____ Data to process

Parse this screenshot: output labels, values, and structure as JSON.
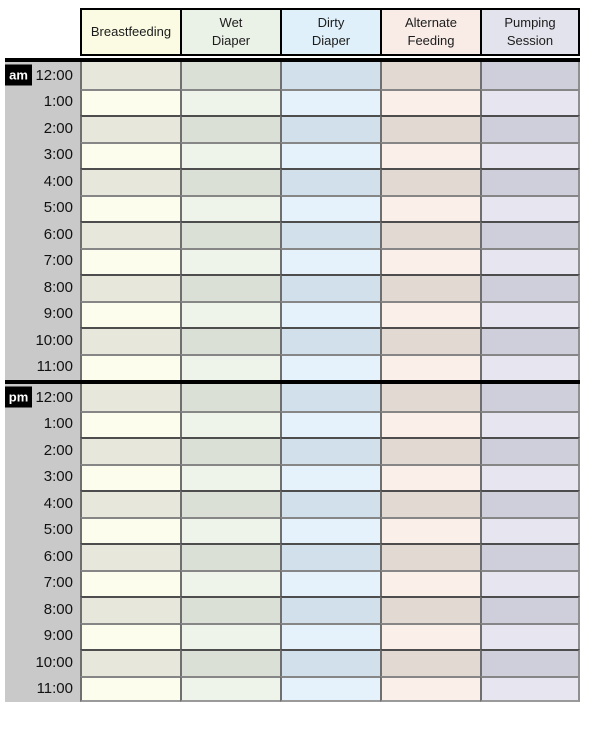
{
  "table": {
    "title": "daily-baby-tracking-log",
    "columns": [
      {
        "id": "breastfeeding",
        "label": "Breastfeeding",
        "header_bg": "#fbfbe3",
        "light": "#fdfdee",
        "dark": "#e7e7db"
      },
      {
        "id": "wet-diaper",
        "label": "Wet\nDiaper",
        "header_bg": "#eaf1e6",
        "light": "#eff4ea",
        "dark": "#dae0d5"
      },
      {
        "id": "dirty-diaper",
        "label": "Dirty\nDiaper",
        "header_bg": "#dff0fa",
        "light": "#e5f2fc",
        "dark": "#d1e0ea"
      },
      {
        "id": "alternate-feeding",
        "label": "Alternate\nFeeding",
        "header_bg": "#f9ece7",
        "light": "#faefe9",
        "dark": "#e2d9d3"
      },
      {
        "id": "pumping-session",
        "label": "Pumping\nSession",
        "header_bg": "#e3e3ed",
        "light": "#e7e6f0",
        "dark": "#cfcfdb"
      }
    ],
    "sections": [
      {
        "period": "am",
        "times": [
          "12:00",
          "1:00",
          "2:00",
          "3:00",
          "4:00",
          "5:00",
          "6:00",
          "7:00",
          "8:00",
          "9:00",
          "10:00",
          "11:00"
        ]
      },
      {
        "period": "pm",
        "times": [
          "12:00",
          "1:00",
          "2:00",
          "3:00",
          "4:00",
          "5:00",
          "6:00",
          "7:00",
          "8:00",
          "9:00",
          "10:00",
          "11:00"
        ]
      }
    ]
  },
  "colors": {
    "gutter": "#c9c9c9",
    "badge_bg": "#000000",
    "badge_text": "#ffffff",
    "separator": "#000000",
    "header_border": "#000000",
    "column_border": "#6f6f6f",
    "row_border_light": "#868686",
    "row_border_dark": "#4d4d4d",
    "bottom_border": "#9a9a9a"
  }
}
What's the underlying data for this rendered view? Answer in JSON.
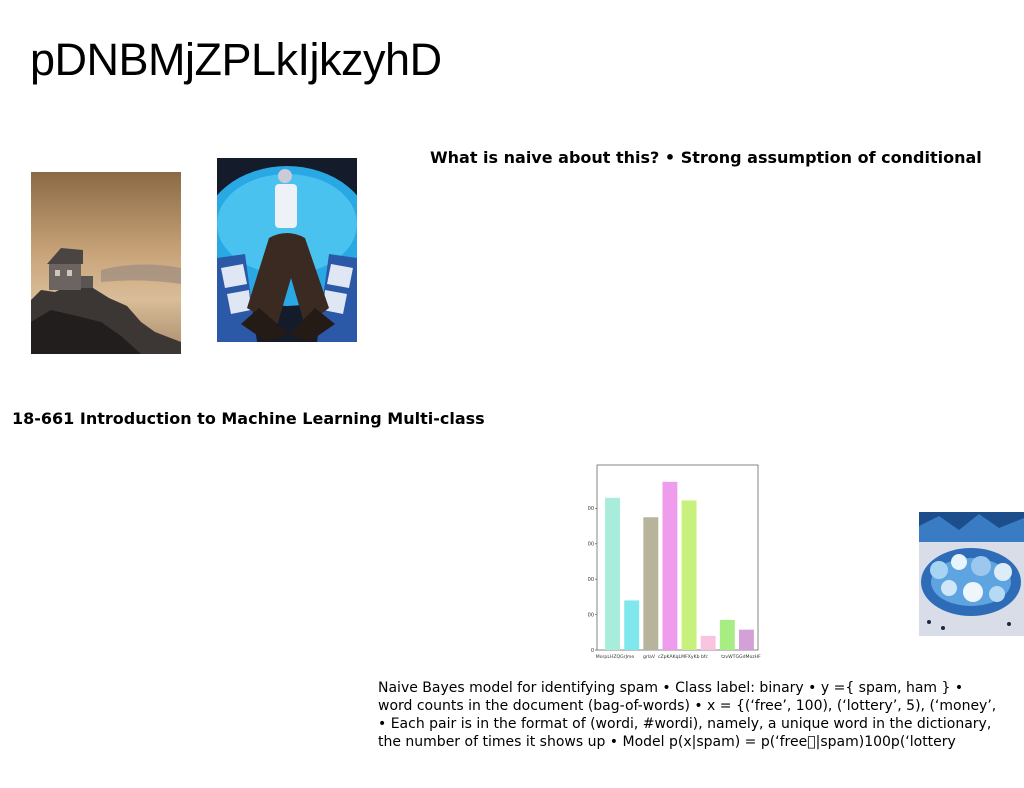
{
  "slide": {
    "title": "pDNBMjZPLkIjkzyhD",
    "naive_heading": "What is naive about this? • Strong assumption of conditional",
    "course_heading": "18-661 Introduction to Machine Learning Multi-class",
    "body_lines": [
      "Naive Bayes model for identifying spam • Class label: binary • y ={ spam, ham } •",
      "word counts in the document (bag-of-words) • x = {(‘free’, 100), (‘lottery’, 5), (‘money’,",
      "• Each pair is in the format of (wordi, #wordi), namely, a unique word in the dictionary,",
      "the number of times it shows up • Model p(x|spam) = p(‘free\u0000|spam)100p(‘lottery"
    ]
  },
  "images": {
    "house": "house-on-cliff-photo",
    "person": "person-in-blue-room-photo",
    "glass": "blue-crystal-glassware-photo"
  },
  "chart_data": {
    "type": "bar",
    "title": "",
    "xlabel": "",
    "ylabel": "",
    "categories": [
      "MorpLHZQGrJme",
      "grlaV",
      "cZpKAKqLMFXyKb bfc",
      "tzvWTGGdMozHF"
    ],
    "bars": [
      {
        "value": 860,
        "color": "#a8ecdc"
      },
      {
        "value": 280,
        "color": "#7ee8ec"
      },
      {
        "value": 750,
        "color": "#b8b49c"
      },
      {
        "value": 950,
        "color": "#f09cec"
      },
      {
        "value": 845,
        "color": "#c8f07c"
      },
      {
        "value": 80,
        "color": "#f8c4e0"
      },
      {
        "value": 170,
        "color": "#a8ec84"
      },
      {
        "value": 115,
        "color": "#d4a0d8"
      }
    ],
    "yticks": [
      "0",
      "200",
      "400",
      "600",
      "800"
    ],
    "ylim": [
      0,
      1000
    ],
    "grid": false,
    "legend": "none"
  }
}
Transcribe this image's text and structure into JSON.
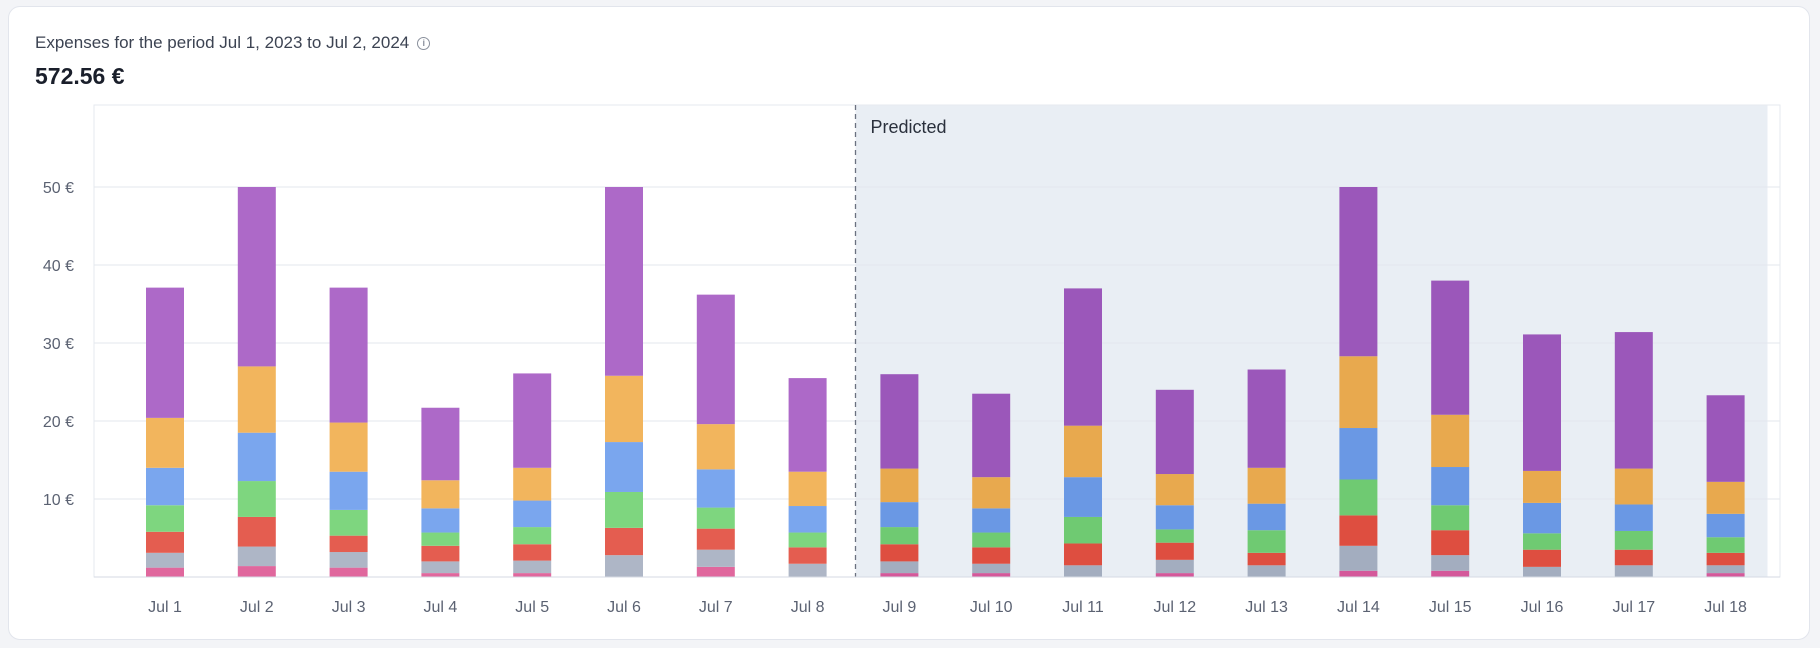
{
  "header": {
    "subtitle": "Expenses for the period Jul 1, 2023 to Jul 2, 2024",
    "total": "572.56 €"
  },
  "chart_data": {
    "type": "bar",
    "stacked": true,
    "categories": [
      "Jul 1",
      "Jul 2",
      "Jul 3",
      "Jul 4",
      "Jul 5",
      "Jul 6",
      "Jul 7",
      "Jul 8",
      "Jul 9",
      "Jul 10",
      "Jul 11",
      "Jul 12",
      "Jul 13",
      "Jul 14",
      "Jul 15",
      "Jul 16",
      "Jul 17",
      "Jul 18"
    ],
    "ylim": [
      0,
      60
    ],
    "yticks": [
      10,
      20,
      30,
      40,
      50
    ],
    "ytick_labels": [
      "10 €",
      "20 €",
      "30 €",
      "40 €",
      "50 €"
    ],
    "grid": true,
    "predicted_label": "Predicted",
    "predicted_from": "Jul 9",
    "colors": [
      "#e0679d",
      "#aeb6c6",
      "#e45d50",
      "#7ed67f",
      "#7aa6ee",
      "#f2b55d",
      "#ad69c8"
    ],
    "predicted_colors": [
      "#d4589a",
      "#a3adbf",
      "#de4e40",
      "#6fca72",
      "#6a98e4",
      "#e8a94e",
      "#9b57ba"
    ],
    "series": [
      {
        "values": [
          1.2,
          1.4,
          1.2,
          0.5,
          0.5,
          0.0,
          1.3,
          0.0,
          0.5,
          0.5,
          0.0,
          0.5,
          0.0,
          0.8,
          0.8,
          0.0,
          0.0,
          0.5
        ]
      },
      {
        "values": [
          1.9,
          2.5,
          2.0,
          1.5,
          1.6,
          2.8,
          2.2,
          1.7,
          1.5,
          1.2,
          1.5,
          1.7,
          1.5,
          3.2,
          2.0,
          1.3,
          1.5,
          1.0
        ]
      },
      {
        "values": [
          2.7,
          3.8,
          2.1,
          2.0,
          2.1,
          3.5,
          2.7,
          2.1,
          2.2,
          2.1,
          2.8,
          2.2,
          1.6,
          3.9,
          3.2,
          2.2,
          2.0,
          1.6
        ]
      },
      {
        "values": [
          3.4,
          4.6,
          3.3,
          1.7,
          2.2,
          4.6,
          2.7,
          1.9,
          2.2,
          1.9,
          3.4,
          1.7,
          2.9,
          4.6,
          3.2,
          2.1,
          2.4,
          2.0
        ]
      },
      {
        "values": [
          4.8,
          6.2,
          4.9,
          3.1,
          3.4,
          6.4,
          4.9,
          3.4,
          3.2,
          3.1,
          5.1,
          3.1,
          3.4,
          6.6,
          4.9,
          3.9,
          3.4,
          3.0
        ]
      },
      {
        "values": [
          6.4,
          8.5,
          6.3,
          3.6,
          4.2,
          8.5,
          5.8,
          4.4,
          4.3,
          4.0,
          6.6,
          4.0,
          4.6,
          9.2,
          6.7,
          4.1,
          4.6,
          4.1
        ]
      },
      {
        "values": [
          16.7,
          23.0,
          17.3,
          9.3,
          12.1,
          24.2,
          16.6,
          12.0,
          12.1,
          10.7,
          17.6,
          10.8,
          12.6,
          21.7,
          17.2,
          17.5,
          17.5,
          11.1
        ]
      }
    ]
  }
}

________

*Given instruction:*
Print every entry above again without changing a word, and omit the pictures.

*Finished answer:*
Parse this screenshot: output labels, values, and structure as JSON.
{
  "table": {
    "title": "daily-baby-tracking-log",
    "columns": [
      {
        "id": "breastfeeding",
        "label": "Breastfeeding",
        "header_bg": "#fbfbe3",
        "light": "#fdfdee",
        "dark": "#e7e7db"
      },
      {
        "id": "wet-diaper",
        "label": "Wet\nDiaper",
        "header_bg": "#eaf1e6",
        "light": "#eff4ea",
        "dark": "#dae0d5"
      },
      {
        "id": "dirty-diaper",
        "label": "Dirty\nDiaper",
        "header_bg": "#dff0fa",
        "light": "#e5f2fc",
        "dark": "#d1e0ea"
      },
      {
        "id": "alternate-feeding",
        "label": "Alternate\nFeeding",
        "header_bg": "#f9ece7",
        "light": "#faefe9",
        "dark": "#e2d9d3"
      },
      {
        "id": "pumping-session",
        "label": "Pumping\nSession",
        "header_bg": "#e3e3ed",
        "light": "#e7e6f0",
        "dark": "#cfcfdb"
      }
    ],
    "sections": [
      {
        "period": "am",
        "times": [
          "12:00",
          "1:00",
          "2:00",
          "3:00",
          "4:00",
          "5:00",
          "6:00",
          "7:00",
          "8:00",
          "9:00",
          "10:00",
          "11:00"
        ]
      },
      {
        "period": "pm",
        "times": [
          "12:00",
          "1:00",
          "2:00",
          "3:00",
          "4:00",
          "5:00",
          "6:00",
          "7:00",
          "8:00",
          "9:00",
          "10:00",
          "11:00"
        ]
      }
    ]
  },
  "colors": {
    "gutter": "#c9c9c9",
    "badge_bg": "#000000",
    "badge_text": "#ffffff",
    "separator": "#000000",
    "header_border": "#000000",
    "column_border": "#6f6f6f",
    "row_border_light": "#868686",
    "row_border_dark": "#4d4d4d",
    "bottom_border": "#9a9a9a"
  }
}
What's the underlying data for this rendered view? Answer in JSON.
{
  "slide": {
    "title": "pDNBMjZPLkIjkzyhD",
    "naive_heading": "What is naive about this? • Strong assumption of conditional",
    "course_heading": "18-661 Introduction to Machine Learning Multi-class",
    "body_lines": [
      "Naive Bayes model for identifying spam • Class label: binary • y ={ spam, ham } •",
      "word counts in the document (bag-of-words) • x = {(‘free’, 100), (‘lottery’, 5), (‘money’,",
      "• Each pair is in the format of (wordi, #wordi), namely, a unique word in the dictionary,",
      "the number of times it shows up • Model p(x|spam) = p(‘free\u0000|spam)100p(‘lottery"
    ]
  },
  "images": {
    "house": "house-on-cliff-photo",
    "person": "person-in-blue-room-photo",
    "glass": "blue-crystal-glassware-photo"
  },
  "chart_data": {
    "type": "bar",
    "title": "",
    "xlabel": "",
    "ylabel": "",
    "categories": [
      "MorpLHZQGrJme",
      "grlaV",
      "cZpKAKqLMFXyKb bfc",
      "tzvWTGGdMozHF"
    ],
    "bars": [
      {
        "value": 860,
        "color": "#a8ecdc"
      },
      {
        "value": 280,
        "color": "#7ee8ec"
      },
      {
        "value": 750,
        "color": "#b8b49c"
      },
      {
        "value": 950,
        "color": "#f09cec"
      },
      {
        "value": 845,
        "color": "#c8f07c"
      },
      {
        "value": 80,
        "color": "#f8c4e0"
      },
      {
        "value": 170,
        "color": "#a8ec84"
      },
      {
        "value": 115,
        "color": "#d4a0d8"
      }
    ],
    "yticks": [
      "0",
      "200",
      "400",
      "600",
      "800"
    ],
    "ylim": [
      0,
      1000
    ],
    "grid": false,
    "legend": "none"
  }
}
Transcribe this image's text and structure into JSON.
{
  "header": {
    "subtitle": "Expenses for the period Jul 1, 2023 to Jul 2, 2024",
    "total": "572.56 €"
  },
  "chart_data": {
    "type": "bar",
    "stacked": true,
    "categories": [
      "Jul 1",
      "Jul 2",
      "Jul 3",
      "Jul 4",
      "Jul 5",
      "Jul 6",
      "Jul 7",
      "Jul 8",
      "Jul 9",
      "Jul 10",
      "Jul 11",
      "Jul 12",
      "Jul 13",
      "Jul 14",
      "Jul 15",
      "Jul 16",
      "Jul 17",
      "Jul 18"
    ],
    "ylim": [
      0,
      60
    ],
    "yticks": [
      10,
      20,
      30,
      40,
      50
    ],
    "ytick_labels": [
      "10 €",
      "20 €",
      "30 €",
      "40 €",
      "50 €"
    ],
    "grid": true,
    "predicted_label": "Predicted",
    "predicted_from": "Jul 9",
    "colors": [
      "#e0679d",
      "#aeb6c6",
      "#e45d50",
      "#7ed67f",
      "#7aa6ee",
      "#f2b55d",
      "#ad69c8"
    ],
    "predicted_colors": [
      "#d4589a",
      "#a3adbf",
      "#de4e40",
      "#6fca72",
      "#6a98e4",
      "#e8a94e",
      "#9b57ba"
    ],
    "series": [
      {
        "values": [
          1.2,
          1.4,
          1.2,
          0.5,
          0.5,
          0.0,
          1.3,
          0.0,
          0.5,
          0.5,
          0.0,
          0.5,
          0.0,
          0.8,
          0.8,
          0.0,
          0.0,
          0.5
        ]
      },
      {
        "values": [
          1.9,
          2.5,
          2.0,
          1.5,
          1.6,
          2.8,
          2.2,
          1.7,
          1.5,
          1.2,
          1.5,
          1.7,
          1.5,
          3.2,
          2.0,
          1.3,
          1.5,
          1.0
        ]
      },
      {
        "values": [
          2.7,
          3.8,
          2.1,
          2.0,
          2.1,
          3.5,
          2.7,
          2.1,
          2.2,
          2.1,
          2.8,
          2.2,
          1.6,
          3.9,
          3.2,
          2.2,
          2.0,
          1.6
        ]
      },
      {
        "values": [
          3.4,
          4.6,
          3.3,
          1.7,
          2.2,
          4.6,
          2.7,
          1.9,
          2.2,
          1.9,
          3.4,
          1.7,
          2.9,
          4.6,
          3.2,
          2.1,
          2.4,
          2.0
        ]
      },
      {
        "values": [
          4.8,
          6.2,
          4.9,
          3.1,
          3.4,
          6.4,
          4.9,
          3.4,
          3.2,
          3.1,
          5.1,
          3.1,
          3.4,
          6.6,
          4.9,
          3.9,
          3.4,
          3.0
        ]
      },
      {
        "values": [
          6.4,
          8.5,
          6.3,
          3.6,
          4.2,
          8.5,
          5.8,
          4.4,
          4.3,
          4.0,
          6.6,
          4.0,
          4.6,
          9.2,
          6.7,
          4.1,
          4.6,
          4.1
        ]
      },
      {
        "values": [
          16.7,
          23.0,
          17.3,
          9.3,
          12.1,
          24.2,
          16.6,
          12.0,
          12.1,
          10.7,
          17.6,
          10.8,
          12.6,
          21.7,
          17.2,
          17.5,
          17.5,
          11.1
        ]
      }
    ]
  }
}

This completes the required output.